→ **YOUR INSTRUCTIONS**: Find how many lines hold the word "advanced". Give only the number.

◇ ◇ ◇ ◇

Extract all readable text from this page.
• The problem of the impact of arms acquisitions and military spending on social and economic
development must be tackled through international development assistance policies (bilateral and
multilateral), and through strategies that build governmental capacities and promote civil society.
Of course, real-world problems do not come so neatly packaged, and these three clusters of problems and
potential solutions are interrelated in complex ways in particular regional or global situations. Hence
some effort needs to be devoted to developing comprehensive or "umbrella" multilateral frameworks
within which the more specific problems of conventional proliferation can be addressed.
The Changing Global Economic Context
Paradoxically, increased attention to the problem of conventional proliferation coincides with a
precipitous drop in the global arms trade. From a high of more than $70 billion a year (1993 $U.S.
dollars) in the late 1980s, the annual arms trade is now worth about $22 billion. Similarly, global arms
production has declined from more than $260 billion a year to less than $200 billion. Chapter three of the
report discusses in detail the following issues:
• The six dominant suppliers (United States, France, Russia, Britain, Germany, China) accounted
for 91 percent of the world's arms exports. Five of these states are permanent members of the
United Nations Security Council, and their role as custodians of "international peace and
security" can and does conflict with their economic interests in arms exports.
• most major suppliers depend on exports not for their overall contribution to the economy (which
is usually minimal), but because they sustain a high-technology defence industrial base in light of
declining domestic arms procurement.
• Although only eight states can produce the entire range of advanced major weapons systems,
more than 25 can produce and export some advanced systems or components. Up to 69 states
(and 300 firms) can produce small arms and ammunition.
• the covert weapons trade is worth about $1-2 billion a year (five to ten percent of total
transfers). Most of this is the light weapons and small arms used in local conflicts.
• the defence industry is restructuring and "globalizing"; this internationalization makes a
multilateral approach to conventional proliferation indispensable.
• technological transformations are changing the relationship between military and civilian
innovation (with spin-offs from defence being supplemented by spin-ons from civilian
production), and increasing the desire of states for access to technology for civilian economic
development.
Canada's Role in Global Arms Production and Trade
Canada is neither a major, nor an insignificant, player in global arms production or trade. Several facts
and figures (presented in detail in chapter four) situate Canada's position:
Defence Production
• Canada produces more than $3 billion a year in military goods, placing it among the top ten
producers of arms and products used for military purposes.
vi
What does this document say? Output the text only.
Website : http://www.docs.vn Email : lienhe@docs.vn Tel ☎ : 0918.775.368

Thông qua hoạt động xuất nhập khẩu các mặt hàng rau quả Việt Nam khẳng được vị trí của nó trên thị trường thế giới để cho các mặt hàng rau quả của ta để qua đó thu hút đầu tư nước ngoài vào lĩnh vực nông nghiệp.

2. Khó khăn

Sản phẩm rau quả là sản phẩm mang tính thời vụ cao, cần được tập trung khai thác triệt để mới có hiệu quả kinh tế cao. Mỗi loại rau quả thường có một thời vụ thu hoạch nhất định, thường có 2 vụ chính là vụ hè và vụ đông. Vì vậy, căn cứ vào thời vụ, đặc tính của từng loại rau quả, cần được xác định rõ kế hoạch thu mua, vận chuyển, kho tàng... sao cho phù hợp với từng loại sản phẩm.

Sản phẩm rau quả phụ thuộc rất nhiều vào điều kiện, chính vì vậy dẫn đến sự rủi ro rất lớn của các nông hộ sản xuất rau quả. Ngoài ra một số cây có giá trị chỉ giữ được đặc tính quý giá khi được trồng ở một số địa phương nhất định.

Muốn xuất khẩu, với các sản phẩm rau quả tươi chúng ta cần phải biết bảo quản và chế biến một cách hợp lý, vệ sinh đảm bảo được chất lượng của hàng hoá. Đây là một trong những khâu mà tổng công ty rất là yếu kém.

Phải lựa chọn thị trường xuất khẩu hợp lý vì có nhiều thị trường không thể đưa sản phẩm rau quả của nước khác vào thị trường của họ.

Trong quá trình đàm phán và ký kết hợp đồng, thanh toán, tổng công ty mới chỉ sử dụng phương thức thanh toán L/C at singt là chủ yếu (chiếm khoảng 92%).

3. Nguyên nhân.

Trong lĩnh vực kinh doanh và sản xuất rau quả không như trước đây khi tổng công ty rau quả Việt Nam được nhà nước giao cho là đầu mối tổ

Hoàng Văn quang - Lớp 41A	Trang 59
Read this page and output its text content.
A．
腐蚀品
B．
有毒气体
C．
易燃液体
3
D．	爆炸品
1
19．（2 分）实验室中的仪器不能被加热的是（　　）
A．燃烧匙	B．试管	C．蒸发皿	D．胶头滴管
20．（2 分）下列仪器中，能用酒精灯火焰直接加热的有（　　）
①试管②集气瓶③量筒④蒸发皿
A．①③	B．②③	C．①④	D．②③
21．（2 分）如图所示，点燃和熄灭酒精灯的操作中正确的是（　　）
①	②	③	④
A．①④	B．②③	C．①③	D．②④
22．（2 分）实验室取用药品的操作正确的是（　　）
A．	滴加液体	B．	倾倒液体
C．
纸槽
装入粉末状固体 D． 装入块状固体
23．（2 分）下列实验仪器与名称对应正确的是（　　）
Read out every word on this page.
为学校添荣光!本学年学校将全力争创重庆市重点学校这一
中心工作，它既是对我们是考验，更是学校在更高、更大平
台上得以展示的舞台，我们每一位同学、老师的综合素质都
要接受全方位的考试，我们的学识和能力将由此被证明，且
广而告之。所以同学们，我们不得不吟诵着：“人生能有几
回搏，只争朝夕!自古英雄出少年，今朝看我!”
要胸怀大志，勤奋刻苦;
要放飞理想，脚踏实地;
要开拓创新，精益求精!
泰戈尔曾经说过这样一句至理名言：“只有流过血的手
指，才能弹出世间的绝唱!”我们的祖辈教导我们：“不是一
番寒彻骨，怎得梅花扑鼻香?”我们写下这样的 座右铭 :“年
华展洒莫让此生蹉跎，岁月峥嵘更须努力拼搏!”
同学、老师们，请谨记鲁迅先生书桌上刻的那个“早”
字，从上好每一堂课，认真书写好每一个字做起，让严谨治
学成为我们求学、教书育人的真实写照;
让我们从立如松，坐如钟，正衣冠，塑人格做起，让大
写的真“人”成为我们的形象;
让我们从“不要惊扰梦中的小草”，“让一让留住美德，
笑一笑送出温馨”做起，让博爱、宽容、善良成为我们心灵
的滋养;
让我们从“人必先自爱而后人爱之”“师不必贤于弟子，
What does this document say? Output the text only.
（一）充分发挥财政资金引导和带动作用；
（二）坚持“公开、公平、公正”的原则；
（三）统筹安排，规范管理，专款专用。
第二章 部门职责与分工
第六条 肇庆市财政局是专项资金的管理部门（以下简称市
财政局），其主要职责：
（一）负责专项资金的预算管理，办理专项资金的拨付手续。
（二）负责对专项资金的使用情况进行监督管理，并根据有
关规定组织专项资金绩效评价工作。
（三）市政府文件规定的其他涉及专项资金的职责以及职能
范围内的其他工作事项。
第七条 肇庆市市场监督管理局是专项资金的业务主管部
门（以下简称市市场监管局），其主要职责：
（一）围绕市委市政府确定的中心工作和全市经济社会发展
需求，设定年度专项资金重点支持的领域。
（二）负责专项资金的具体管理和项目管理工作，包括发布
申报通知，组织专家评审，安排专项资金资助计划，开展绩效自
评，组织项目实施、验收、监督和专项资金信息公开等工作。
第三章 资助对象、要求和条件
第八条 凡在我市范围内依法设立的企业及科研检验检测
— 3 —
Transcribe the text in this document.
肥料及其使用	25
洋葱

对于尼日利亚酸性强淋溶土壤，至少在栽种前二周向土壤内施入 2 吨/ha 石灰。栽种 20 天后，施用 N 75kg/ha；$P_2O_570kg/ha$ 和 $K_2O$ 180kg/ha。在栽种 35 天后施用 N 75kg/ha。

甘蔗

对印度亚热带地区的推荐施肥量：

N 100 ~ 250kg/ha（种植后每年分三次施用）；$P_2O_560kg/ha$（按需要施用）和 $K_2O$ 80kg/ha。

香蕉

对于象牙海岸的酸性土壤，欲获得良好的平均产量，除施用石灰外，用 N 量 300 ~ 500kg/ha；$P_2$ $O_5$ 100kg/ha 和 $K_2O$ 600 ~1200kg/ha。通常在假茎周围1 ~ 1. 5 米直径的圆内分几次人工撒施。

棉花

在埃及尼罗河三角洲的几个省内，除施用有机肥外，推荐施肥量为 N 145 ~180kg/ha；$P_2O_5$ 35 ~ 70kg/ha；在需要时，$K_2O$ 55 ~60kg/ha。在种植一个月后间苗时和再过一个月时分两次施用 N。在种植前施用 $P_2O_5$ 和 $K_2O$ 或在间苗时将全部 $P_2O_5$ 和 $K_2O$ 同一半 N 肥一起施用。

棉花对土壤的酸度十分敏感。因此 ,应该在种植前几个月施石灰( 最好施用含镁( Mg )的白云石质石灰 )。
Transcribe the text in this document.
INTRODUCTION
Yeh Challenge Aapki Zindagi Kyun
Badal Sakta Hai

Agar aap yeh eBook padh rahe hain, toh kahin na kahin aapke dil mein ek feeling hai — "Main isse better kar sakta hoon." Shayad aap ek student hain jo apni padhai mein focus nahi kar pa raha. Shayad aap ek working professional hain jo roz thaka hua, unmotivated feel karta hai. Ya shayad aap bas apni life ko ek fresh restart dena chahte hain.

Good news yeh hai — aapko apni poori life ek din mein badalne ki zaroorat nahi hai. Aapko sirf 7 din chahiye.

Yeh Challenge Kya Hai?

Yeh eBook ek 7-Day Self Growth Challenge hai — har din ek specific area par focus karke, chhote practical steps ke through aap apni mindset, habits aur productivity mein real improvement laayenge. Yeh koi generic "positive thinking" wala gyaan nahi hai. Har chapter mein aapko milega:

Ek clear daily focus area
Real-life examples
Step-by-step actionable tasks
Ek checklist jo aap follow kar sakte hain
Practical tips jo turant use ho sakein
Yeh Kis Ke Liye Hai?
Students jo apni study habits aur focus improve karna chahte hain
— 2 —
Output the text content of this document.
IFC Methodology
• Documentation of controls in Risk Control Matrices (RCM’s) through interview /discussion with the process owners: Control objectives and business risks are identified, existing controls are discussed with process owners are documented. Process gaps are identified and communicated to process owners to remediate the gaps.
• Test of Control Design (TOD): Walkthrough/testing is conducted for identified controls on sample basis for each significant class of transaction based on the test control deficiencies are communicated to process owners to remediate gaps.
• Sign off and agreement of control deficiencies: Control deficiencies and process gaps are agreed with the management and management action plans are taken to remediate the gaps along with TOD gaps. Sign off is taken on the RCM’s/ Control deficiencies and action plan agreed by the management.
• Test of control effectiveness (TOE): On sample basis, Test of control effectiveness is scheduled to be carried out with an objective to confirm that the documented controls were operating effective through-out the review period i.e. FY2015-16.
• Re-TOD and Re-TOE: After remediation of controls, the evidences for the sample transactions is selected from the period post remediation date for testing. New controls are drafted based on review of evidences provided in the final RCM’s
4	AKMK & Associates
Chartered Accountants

◇ ◇ ◇ ◇

→ **WORKED ANSWER**: 2